Entries:
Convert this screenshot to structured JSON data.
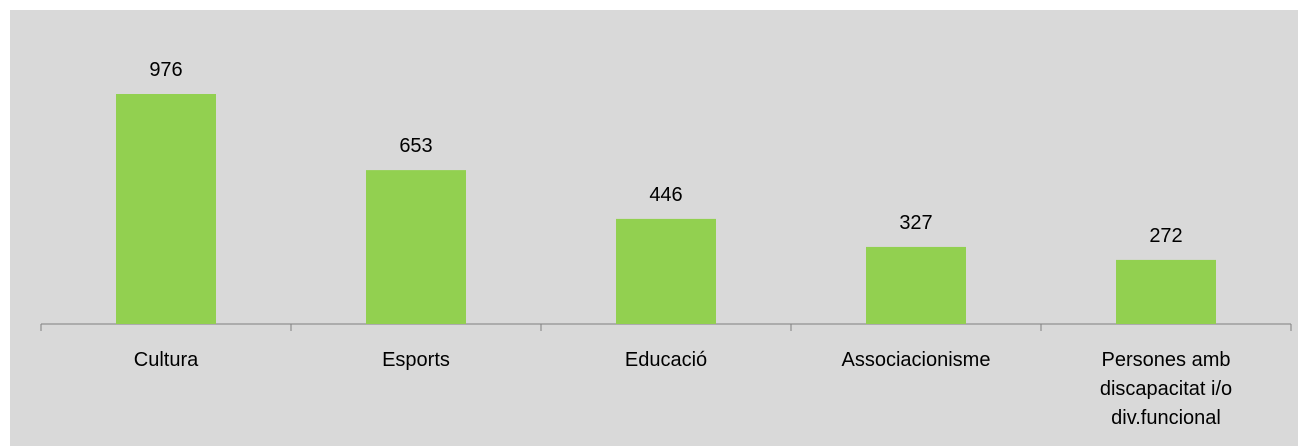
{
  "chart_data": {
    "type": "bar",
    "categories": [
      "Cultura",
      "Esports",
      "Educació",
      "Associacionisme",
      "Persones amb discapacitat i/o div.funcional"
    ],
    "category_lines": [
      [
        "Cultura"
      ],
      [
        "Esports"
      ],
      [
        "Educació"
      ],
      [
        "Associacionisme"
      ],
      [
        "Persones amb",
        "discapacitat i/o",
        "div.funcional"
      ]
    ],
    "values": [
      976,
      653,
      446,
      327,
      272
    ],
    "title": "",
    "xlabel": "",
    "ylabel": "",
    "ylim": [
      0,
      1000
    ],
    "grid": false,
    "legend": "none",
    "data_labels": true,
    "colors": {
      "bar": "#92d050",
      "background": "#d9d9d9",
      "axis": "#7f7f7f",
      "text": "#000000"
    }
  }
}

Instructions to follow: Among the entries above, how many lines hold the word "Associacionisme"? Reply with only that number.

Solved exercise: 2